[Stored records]
########################################

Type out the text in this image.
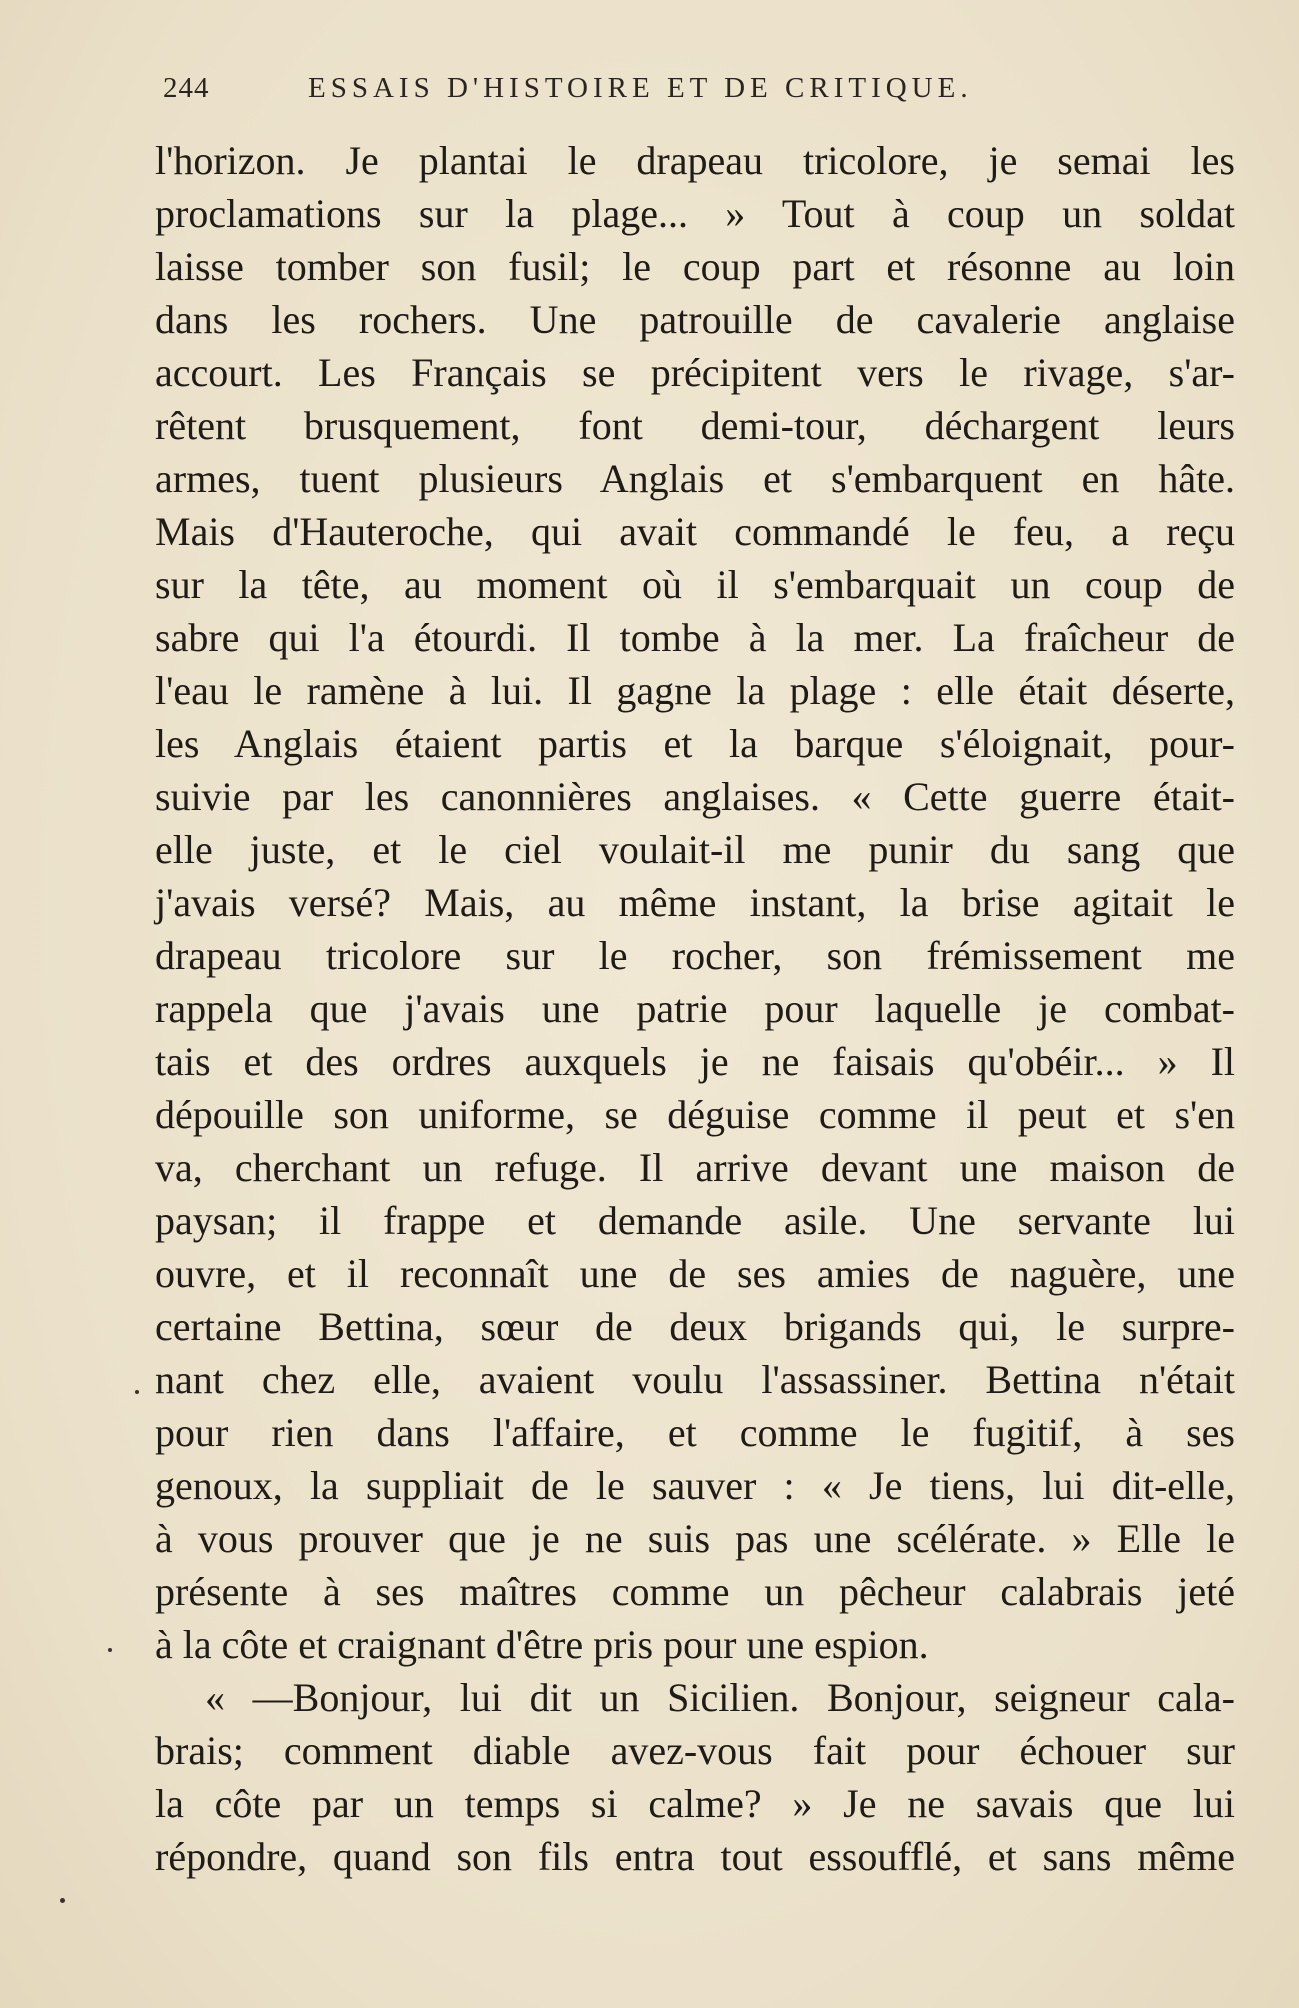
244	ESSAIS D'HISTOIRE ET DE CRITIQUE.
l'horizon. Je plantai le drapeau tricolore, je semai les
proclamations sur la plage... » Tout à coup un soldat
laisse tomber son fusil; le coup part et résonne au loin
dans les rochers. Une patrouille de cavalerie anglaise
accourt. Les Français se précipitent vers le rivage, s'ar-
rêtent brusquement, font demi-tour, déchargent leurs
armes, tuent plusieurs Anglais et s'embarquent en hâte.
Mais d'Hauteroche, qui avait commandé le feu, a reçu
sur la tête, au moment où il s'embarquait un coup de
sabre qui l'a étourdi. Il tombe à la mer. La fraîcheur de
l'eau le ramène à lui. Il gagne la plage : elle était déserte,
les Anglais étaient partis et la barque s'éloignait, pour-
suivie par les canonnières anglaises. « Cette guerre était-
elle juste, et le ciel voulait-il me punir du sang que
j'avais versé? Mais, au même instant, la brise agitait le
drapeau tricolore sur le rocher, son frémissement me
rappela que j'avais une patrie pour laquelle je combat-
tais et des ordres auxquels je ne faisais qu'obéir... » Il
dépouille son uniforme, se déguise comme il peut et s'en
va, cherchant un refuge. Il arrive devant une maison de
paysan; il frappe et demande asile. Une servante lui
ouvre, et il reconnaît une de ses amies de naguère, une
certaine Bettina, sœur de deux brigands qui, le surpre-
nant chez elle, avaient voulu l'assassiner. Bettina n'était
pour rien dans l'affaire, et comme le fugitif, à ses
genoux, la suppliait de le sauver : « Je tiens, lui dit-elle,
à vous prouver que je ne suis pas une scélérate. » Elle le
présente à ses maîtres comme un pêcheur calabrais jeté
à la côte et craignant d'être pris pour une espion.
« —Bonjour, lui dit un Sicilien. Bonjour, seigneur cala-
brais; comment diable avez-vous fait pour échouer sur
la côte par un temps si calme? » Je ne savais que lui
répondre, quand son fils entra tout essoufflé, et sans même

########################################

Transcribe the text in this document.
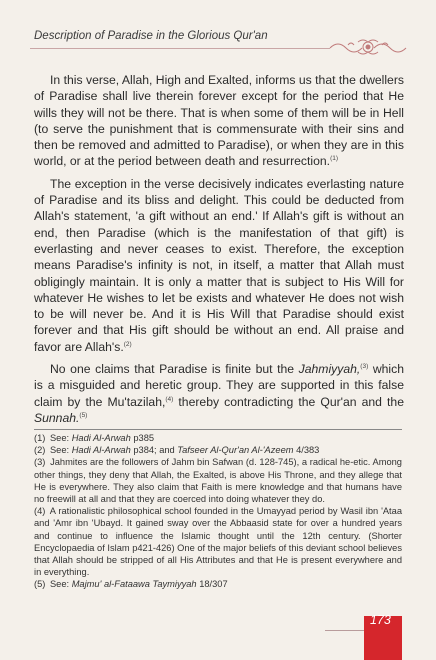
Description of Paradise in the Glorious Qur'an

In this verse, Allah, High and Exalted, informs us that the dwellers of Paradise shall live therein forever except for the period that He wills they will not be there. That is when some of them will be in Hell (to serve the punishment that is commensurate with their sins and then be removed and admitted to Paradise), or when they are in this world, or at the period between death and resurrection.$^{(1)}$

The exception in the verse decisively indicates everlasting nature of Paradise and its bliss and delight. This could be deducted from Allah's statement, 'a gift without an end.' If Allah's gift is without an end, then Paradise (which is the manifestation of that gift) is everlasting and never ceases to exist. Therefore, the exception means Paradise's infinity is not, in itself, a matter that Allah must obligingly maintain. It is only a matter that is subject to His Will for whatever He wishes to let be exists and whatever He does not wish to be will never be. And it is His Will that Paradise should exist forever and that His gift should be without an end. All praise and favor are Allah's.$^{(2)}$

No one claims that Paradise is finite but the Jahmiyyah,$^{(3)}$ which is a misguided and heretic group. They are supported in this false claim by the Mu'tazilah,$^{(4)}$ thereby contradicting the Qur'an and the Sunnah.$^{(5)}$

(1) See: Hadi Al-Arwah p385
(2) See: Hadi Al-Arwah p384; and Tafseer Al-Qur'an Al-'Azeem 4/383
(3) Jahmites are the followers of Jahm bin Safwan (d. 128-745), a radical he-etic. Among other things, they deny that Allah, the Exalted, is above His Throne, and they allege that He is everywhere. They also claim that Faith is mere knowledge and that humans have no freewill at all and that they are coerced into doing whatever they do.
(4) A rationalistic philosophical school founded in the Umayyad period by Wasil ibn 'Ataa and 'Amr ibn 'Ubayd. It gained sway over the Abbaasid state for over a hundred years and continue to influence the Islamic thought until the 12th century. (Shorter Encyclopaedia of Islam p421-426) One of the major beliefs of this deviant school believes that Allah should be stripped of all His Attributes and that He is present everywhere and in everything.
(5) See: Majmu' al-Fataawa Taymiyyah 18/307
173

########################################

Report only how many lines of the listing hold the word "Bettina".

2